## [WRITTEN EXERCISE]
Write the data out again in full, with no departure from the original.

(Extracted data entries)
•••
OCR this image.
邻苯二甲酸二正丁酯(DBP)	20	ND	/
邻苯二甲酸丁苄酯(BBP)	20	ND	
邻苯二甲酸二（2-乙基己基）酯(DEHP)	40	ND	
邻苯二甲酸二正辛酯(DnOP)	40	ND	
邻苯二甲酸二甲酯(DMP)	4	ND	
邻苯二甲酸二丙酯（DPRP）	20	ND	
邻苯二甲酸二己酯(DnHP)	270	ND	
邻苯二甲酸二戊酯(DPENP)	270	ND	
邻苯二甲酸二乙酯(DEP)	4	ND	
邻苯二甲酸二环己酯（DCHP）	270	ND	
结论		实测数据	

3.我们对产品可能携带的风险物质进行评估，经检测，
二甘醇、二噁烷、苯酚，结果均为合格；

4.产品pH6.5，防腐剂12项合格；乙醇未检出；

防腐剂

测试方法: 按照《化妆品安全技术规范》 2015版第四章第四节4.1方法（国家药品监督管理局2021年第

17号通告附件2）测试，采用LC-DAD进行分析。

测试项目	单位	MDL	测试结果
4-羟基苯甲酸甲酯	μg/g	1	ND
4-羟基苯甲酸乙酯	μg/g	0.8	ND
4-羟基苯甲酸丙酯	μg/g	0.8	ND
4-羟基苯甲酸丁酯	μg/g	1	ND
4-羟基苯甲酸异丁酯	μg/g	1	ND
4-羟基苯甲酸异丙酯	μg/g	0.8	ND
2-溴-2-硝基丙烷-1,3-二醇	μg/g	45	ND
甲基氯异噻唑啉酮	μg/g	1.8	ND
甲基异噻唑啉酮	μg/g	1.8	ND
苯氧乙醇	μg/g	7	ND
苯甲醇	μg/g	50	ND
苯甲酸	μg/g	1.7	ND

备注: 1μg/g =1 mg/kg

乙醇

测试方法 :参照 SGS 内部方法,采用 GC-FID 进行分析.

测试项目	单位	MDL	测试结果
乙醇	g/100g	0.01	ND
•••
## [TASK ANSWER]
OCR this image.
邻苯二甲酸二正丁酯(DBP)	20	ND	/
邻苯二甲酸丁苄酯(BBP)	20	ND	
邻苯二甲酸二（2-乙基己基）酯(DEHP)	40	ND	
邻苯二甲酸二正辛酯(DnOP)	40	ND	
邻苯二甲酸二甲酯(DMP)	4	ND	
邻苯二甲酸二丙酯（DPRP）	20	ND	
邻苯二甲酸二己酯(DnHP)	270	ND	
邻苯二甲酸二戊酯(DPENP)	270	ND	
邻苯二甲酸二乙酯(DEP)	4	ND	
邻苯二甲酸二环己酯（DCHP）	270	ND	
结论		实测数据	

3.我们对产品可能携带的风险物质进行评估，经检测，
二甘醇、二噁烷、苯酚，结果均为合格；

4.产品pH6.5，防腐剂12项合格；乙醇未检出；

防腐剂

测试方法: 按照《化妆品安全技术规范》 2015版第四章第四节4.1方法（国家药品监督管理局2021年第

17号通告附件2）测试，采用LC-DAD进行分析。

测试项目	单位	MDL	测试结果
4-羟基苯甲酸甲酯	μg/g	1	ND
4-羟基苯甲酸乙酯	μg/g	0.8	ND
4-羟基苯甲酸丙酯	μg/g	0.8	ND
4-羟基苯甲酸丁酯	μg/g	1	ND
4-羟基苯甲酸异丁酯	μg/g	1	ND
4-羟基苯甲酸异丙酯	μg/g	0.8	ND
2-溴-2-硝基丙烷-1,3-二醇	μg/g	45	ND
甲基氯异噻唑啉酮	μg/g	1.8	ND
甲基异噻唑啉酮	μg/g	1.8	ND
苯氧乙醇	μg/g	7	ND
苯甲醇	μg/g	50	ND
苯甲酸	μg/g	1.7	ND

备注: 1μg/g =1 mg/kg

乙醇

测试方法 :参照 SGS 内部方法,采用 GC-FID 进行分析.

测试项目	单位	MDL	测试结果
乙醇	g/100g	0.01	ND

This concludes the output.